● Required work:
Return all lines in the material below that contain "heading".

#### Entries provided

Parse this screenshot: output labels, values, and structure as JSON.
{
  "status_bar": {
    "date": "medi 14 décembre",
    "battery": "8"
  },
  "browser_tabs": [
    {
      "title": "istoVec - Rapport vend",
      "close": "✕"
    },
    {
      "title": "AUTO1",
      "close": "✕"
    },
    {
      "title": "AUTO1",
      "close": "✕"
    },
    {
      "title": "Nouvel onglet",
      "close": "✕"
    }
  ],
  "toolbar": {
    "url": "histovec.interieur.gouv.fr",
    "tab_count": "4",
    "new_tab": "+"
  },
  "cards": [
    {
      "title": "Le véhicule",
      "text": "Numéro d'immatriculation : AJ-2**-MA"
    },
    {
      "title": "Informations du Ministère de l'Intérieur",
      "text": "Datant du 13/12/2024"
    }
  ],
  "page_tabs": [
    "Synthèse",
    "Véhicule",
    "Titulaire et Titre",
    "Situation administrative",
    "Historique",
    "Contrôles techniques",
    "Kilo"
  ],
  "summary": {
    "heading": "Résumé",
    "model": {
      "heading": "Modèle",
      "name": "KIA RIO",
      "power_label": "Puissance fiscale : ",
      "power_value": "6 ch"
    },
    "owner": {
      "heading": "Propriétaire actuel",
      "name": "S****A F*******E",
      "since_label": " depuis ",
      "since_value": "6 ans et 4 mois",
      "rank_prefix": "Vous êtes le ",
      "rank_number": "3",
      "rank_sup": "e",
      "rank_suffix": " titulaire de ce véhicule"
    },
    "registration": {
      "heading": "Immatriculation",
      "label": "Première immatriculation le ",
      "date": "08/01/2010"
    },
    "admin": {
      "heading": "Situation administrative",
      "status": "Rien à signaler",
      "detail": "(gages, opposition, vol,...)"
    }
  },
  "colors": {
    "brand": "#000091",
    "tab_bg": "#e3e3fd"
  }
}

########

● Task output:
    "heading": "Résumé",
      "heading": "Modèle",
      "heading": "Propriétaire actuel",
      "heading": "Immatriculation",
      "heading": "Situation administrative",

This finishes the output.